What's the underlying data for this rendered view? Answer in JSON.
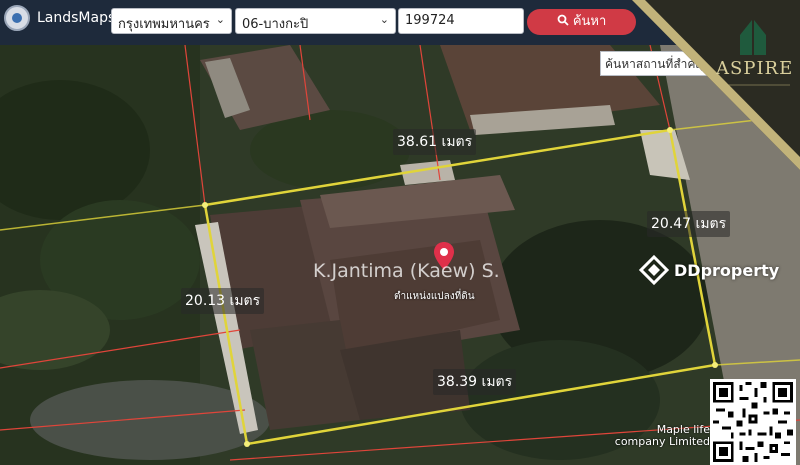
{
  "header": {
    "brand": "LandsMaps",
    "province": "กรุงเทพมหานคร",
    "district": "06-บางกะปิ",
    "parcel_number": "199724",
    "search_button": "ค้นหา",
    "search_icon": "search-icon"
  },
  "place_search": {
    "placeholder": "ค้นหาสถานที่สำคัญ"
  },
  "aspire_logo": {
    "text": "ASPIRE"
  },
  "parcel": {
    "side_top": "38.61 เมตร",
    "side_right": "20.47 เมตร",
    "side_left": "20.13 เมตร",
    "side_bottom": "38.39 เมตร",
    "marker_label": "ตำแหน่งแปลงที่ดิน",
    "marker_icon": "location-pin-icon"
  },
  "watermark": {
    "text": "K.Jantima (Kaew) S."
  },
  "ddproperty": {
    "text": "DDproperty"
  },
  "credit": {
    "line1": "Maple life",
    "line2": "company Limited"
  },
  "colors": {
    "header_bg": "#1e2a3b",
    "search_button": "#d03a45",
    "parcel_outline": "#e0d43a",
    "boundary_red": "#e0453a"
  }
}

··········

Write every record out again exactly; no pictures belong in the copy.

What's the underlying data for this rendered view? Answer in JSON.
{
  "header": {
    "brand": "LandsMaps",
    "province": "กรุงเทพมหานคร",
    "district": "06-บางกะปิ",
    "parcel_number": "199724",
    "search_button": "ค้นหา",
    "search_icon": "search-icon"
  },
  "place_search": {
    "placeholder": "ค้นหาสถานที่สำคัญ"
  },
  "aspire_logo": {
    "text": "ASPIRE"
  },
  "parcel": {
    "side_top": "38.61 เมตร",
    "side_right": "20.47 เมตร",
    "side_left": "20.13 เมตร",
    "side_bottom": "38.39 เมตร",
    "marker_label": "ตำแหน่งแปลงที่ดิน",
    "marker_icon": "location-pin-icon"
  },
  "watermark": {
    "text": "K.Jantima (Kaew) S."
  },
  "ddproperty": {
    "text": "DDproperty"
  },
  "credit": {
    "line1": "Maple life",
    "line2": "company Limited"
  },
  "colors": {
    "header_bg": "#1e2a3b",
    "search_button": "#d03a45",
    "parcel_outline": "#e0d43a",
    "boundary_red": "#e0453a"
  }
}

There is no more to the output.